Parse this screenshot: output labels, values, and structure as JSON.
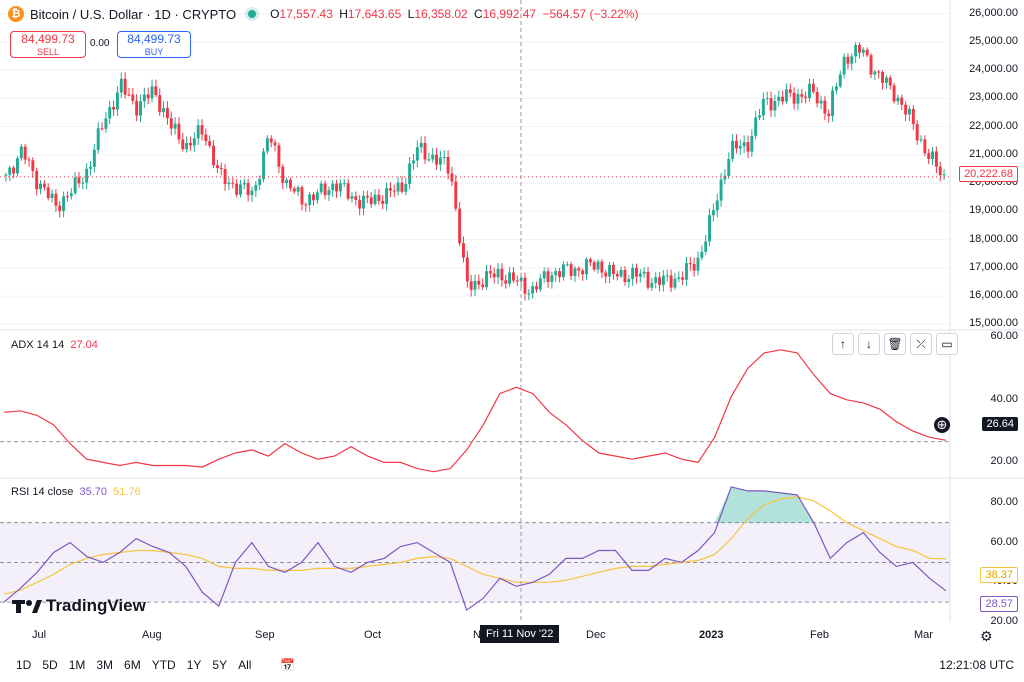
{
  "header": {
    "symbol_title": "Bitcoin / U.S. Dollar · 1D · CRYPTO",
    "coin_icon": "bitcoin-icon",
    "open_key": "O",
    "open": "17,557.43",
    "high_key": "H",
    "high": "17,643.65",
    "low_key": "L",
    "low": "16,358.02",
    "close_key": "C",
    "close": "16,992.47",
    "change": "−564.57 (−3.22%)"
  },
  "trade": {
    "sell_price": "84,499.73",
    "sell_label": "SELL",
    "buy_price": "84,499.73",
    "buy_label": "BUY",
    "spread": "0.00"
  },
  "price_axis": [
    "26,000.00",
    "25,000.00",
    "24,000.00",
    "23,000.00",
    "22,000.00",
    "21,000.00",
    "20,000.00",
    "19,000.00",
    "18,000.00",
    "17,000.00",
    "16,000.00",
    "15,000.00"
  ],
  "last_price_tag": "20,222.68",
  "adx": {
    "label": "ADX 14 14",
    "value": "27.04",
    "axis": [
      "60.00",
      "40.00",
      "20.00"
    ],
    "cursor_tag": "26.64"
  },
  "rsi": {
    "label": "RSI 14 close",
    "value": "35.70",
    "ma_value": "51.76",
    "axis": [
      "80.00",
      "60.00",
      "40.00",
      "20.00"
    ],
    "ma_tag": "38.37",
    "tag": "28.57"
  },
  "time_axis": [
    "Jul",
    "Aug",
    "Sep",
    "Oct",
    "N",
    "Dec",
    "2023",
    "Feb",
    "Mar"
  ],
  "crosshair_date": "Fri 11 Nov '22",
  "toolbar": {
    "icons": [
      "arrow-up-icon",
      "arrow-down-icon",
      "trash-icon",
      "collapse-icon",
      "maximize-icon"
    ]
  },
  "ranges": [
    "1D",
    "5D",
    "1M",
    "3M",
    "6M",
    "YTD",
    "1Y",
    "5Y",
    "All"
  ],
  "clock": "12:21:08 UTC",
  "brand": "TradingView",
  "colors": {
    "up": "#22ab94",
    "down": "#f23645",
    "adx": "#f23645",
    "rsi": "#7e57c2",
    "rsi_ma": "#f5c542",
    "band": "#7e57c2"
  },
  "chart_data": [
    {
      "type": "candlestick",
      "title": "Bitcoin / U.S. Dollar · 1D · CRYPTO",
      "ylim": [
        14800,
        26200
      ],
      "x_labels": [
        "Jul",
        "Aug",
        "Sep",
        "Oct",
        "N",
        "Dec",
        "2023",
        "Feb",
        "Mar"
      ],
      "close_path": [
        20300,
        21100,
        20000,
        19200,
        19700,
        20500,
        22300,
        23400,
        22700,
        23300,
        22000,
        21300,
        21900,
        20200,
        19900,
        19600,
        21700,
        20000,
        19400,
        19600,
        20000,
        19500,
        19300,
        19600,
        19800,
        21200,
        20900,
        20500,
        16300,
        16600,
        16800,
        16500,
        16200,
        16800,
        16900,
        17000,
        17100,
        16700,
        16800,
        16600,
        16500,
        16700,
        17200,
        19000,
        21200,
        21300,
        22800,
        23000,
        23100,
        23200,
        22500,
        24500,
        24700,
        23800,
        23200,
        22200,
        21000,
        20222.68
      ],
      "last": 20222.68
    },
    {
      "type": "line",
      "title": "ADX 14 14",
      "ylim": [
        15,
        62
      ],
      "values": [
        36,
        36.5,
        35,
        32,
        26,
        21,
        20,
        19,
        20,
        19,
        19,
        19,
        18.5,
        21,
        23,
        24,
        22,
        26,
        23,
        21,
        22,
        25,
        22,
        20,
        20,
        18,
        17,
        18,
        24,
        32,
        42,
        44,
        42,
        36,
        32,
        27,
        23,
        22,
        21,
        22,
        23,
        21,
        20,
        28,
        41,
        50,
        55,
        56,
        55,
        48,
        42,
        40,
        39,
        37,
        33,
        30,
        28,
        27.04
      ]
    },
    {
      "type": "line",
      "title": "RSI 14 close",
      "ylim": [
        20,
        92
      ],
      "values": [
        30,
        37,
        45,
        55,
        60,
        53,
        50,
        55,
        62,
        58,
        55,
        48,
        35,
        28,
        50,
        60,
        48,
        45,
        50,
        60,
        48,
        45,
        50,
        52,
        58,
        60,
        55,
        50,
        26,
        32,
        42,
        38,
        40,
        44,
        52,
        52,
        56,
        56,
        46,
        46,
        52,
        50,
        56,
        65,
        88,
        86,
        86,
        85,
        84,
        70,
        52,
        60,
        65,
        55,
        48,
        50,
        42,
        35.7
      ],
      "ma_values": [
        34,
        36,
        40,
        44,
        49,
        52,
        54,
        55,
        56,
        56,
        55,
        54,
        52,
        48,
        47,
        47,
        46,
        46,
        46,
        47,
        47,
        47,
        48,
        49,
        50,
        52,
        53,
        52,
        48,
        44,
        42,
        40,
        40,
        40,
        41,
        43,
        45,
        47,
        48,
        48,
        49,
        50,
        51,
        54,
        62,
        72,
        79,
        82,
        83,
        81,
        76,
        70,
        66,
        62,
        58,
        56,
        52,
        51.76
      ],
      "band": [
        30,
        70
      ],
      "mid": 50
    }
  ]
}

**Exercise**.
All of the lines above should be retyped precisely, apart from the pictures.

**In response**.
Parse this screenshot: output labels, values, and structure as JSON.
{
  "header": {
    "symbol_title": "Bitcoin / U.S. Dollar · 1D · CRYPTO",
    "coin_icon": "bitcoin-icon",
    "open_key": "O",
    "open": "17,557.43",
    "high_key": "H",
    "high": "17,643.65",
    "low_key": "L",
    "low": "16,358.02",
    "close_key": "C",
    "close": "16,992.47",
    "change": "−564.57 (−3.22%)"
  },
  "trade": {
    "sell_price": "84,499.73",
    "sell_label": "SELL",
    "buy_price": "84,499.73",
    "buy_label": "BUY",
    "spread": "0.00"
  },
  "price_axis": [
    "26,000.00",
    "25,000.00",
    "24,000.00",
    "23,000.00",
    "22,000.00",
    "21,000.00",
    "20,000.00",
    "19,000.00",
    "18,000.00",
    "17,000.00",
    "16,000.00",
    "15,000.00"
  ],
  "last_price_tag": "20,222.68",
  "adx": {
    "label": "ADX 14 14",
    "value": "27.04",
    "axis": [
      "60.00",
      "40.00",
      "20.00"
    ],
    "cursor_tag": "26.64"
  },
  "rsi": {
    "label": "RSI 14 close",
    "value": "35.70",
    "ma_value": "51.76",
    "axis": [
      "80.00",
      "60.00",
      "40.00",
      "20.00"
    ],
    "ma_tag": "38.37",
    "tag": "28.57"
  },
  "time_axis": [
    "Jul",
    "Aug",
    "Sep",
    "Oct",
    "N",
    "Dec",
    "2023",
    "Feb",
    "Mar"
  ],
  "crosshair_date": "Fri 11 Nov '22",
  "toolbar": {
    "icons": [
      "arrow-up-icon",
      "arrow-down-icon",
      "trash-icon",
      "collapse-icon",
      "maximize-icon"
    ]
  },
  "ranges": [
    "1D",
    "5D",
    "1M",
    "3M",
    "6M",
    "YTD",
    "1Y",
    "5Y",
    "All"
  ],
  "clock": "12:21:08 UTC",
  "brand": "TradingView",
  "colors": {
    "up": "#22ab94",
    "down": "#f23645",
    "adx": "#f23645",
    "rsi": "#7e57c2",
    "rsi_ma": "#f5c542",
    "band": "#7e57c2"
  },
  "chart_data": [
    {
      "type": "candlestick",
      "title": "Bitcoin / U.S. Dollar · 1D · CRYPTO",
      "ylim": [
        14800,
        26200
      ],
      "x_labels": [
        "Jul",
        "Aug",
        "Sep",
        "Oct",
        "N",
        "Dec",
        "2023",
        "Feb",
        "Mar"
      ],
      "close_path": [
        20300,
        21100,
        20000,
        19200,
        19700,
        20500,
        22300,
        23400,
        22700,
        23300,
        22000,
        21300,
        21900,
        20200,
        19900,
        19600,
        21700,
        20000,
        19400,
        19600,
        20000,
        19500,
        19300,
        19600,
        19800,
        21200,
        20900,
        20500,
        16300,
        16600,
        16800,
        16500,
        16200,
        16800,
        16900,
        17000,
        17100,
        16700,
        16800,
        16600,
        16500,
        16700,
        17200,
        19000,
        21200,
        21300,
        22800,
        23000,
        23100,
        23200,
        22500,
        24500,
        24700,
        23800,
        23200,
        22200,
        21000,
        20222.68
      ],
      "last": 20222.68
    },
    {
      "type": "line",
      "title": "ADX 14 14",
      "ylim": [
        15,
        62
      ],
      "values": [
        36,
        36.5,
        35,
        32,
        26,
        21,
        20,
        19,
        20,
        19,
        19,
        19,
        18.5,
        21,
        23,
        24,
        22,
        26,
        23,
        21,
        22,
        25,
        22,
        20,
        20,
        18,
        17,
        18,
        24,
        32,
        42,
        44,
        42,
        36,
        32,
        27,
        23,
        22,
        21,
        22,
        23,
        21,
        20,
        28,
        41,
        50,
        55,
        56,
        55,
        48,
        42,
        40,
        39,
        37,
        33,
        30,
        28,
        27.04
      ]
    },
    {
      "type": "line",
      "title": "RSI 14 close",
      "ylim": [
        20,
        92
      ],
      "values": [
        30,
        37,
        45,
        55,
        60,
        53,
        50,
        55,
        62,
        58,
        55,
        48,
        35,
        28,
        50,
        60,
        48,
        45,
        50,
        60,
        48,
        45,
        50,
        52,
        58,
        60,
        55,
        50,
        26,
        32,
        42,
        38,
        40,
        44,
        52,
        52,
        56,
        56,
        46,
        46,
        52,
        50,
        56,
        65,
        88,
        86,
        86,
        85,
        84,
        70,
        52,
        60,
        65,
        55,
        48,
        50,
        42,
        35.7
      ],
      "ma_values": [
        34,
        36,
        40,
        44,
        49,
        52,
        54,
        55,
        56,
        56,
        55,
        54,
        52,
        48,
        47,
        47,
        46,
        46,
        46,
        47,
        47,
        47,
        48,
        49,
        50,
        52,
        53,
        52,
        48,
        44,
        42,
        40,
        40,
        40,
        41,
        43,
        45,
        47,
        48,
        48,
        49,
        50,
        51,
        54,
        62,
        72,
        79,
        82,
        83,
        81,
        76,
        70,
        66,
        62,
        58,
        56,
        52,
        51.76
      ],
      "band": [
        30,
        70
      ],
      "mid": 50
    }
  ]
}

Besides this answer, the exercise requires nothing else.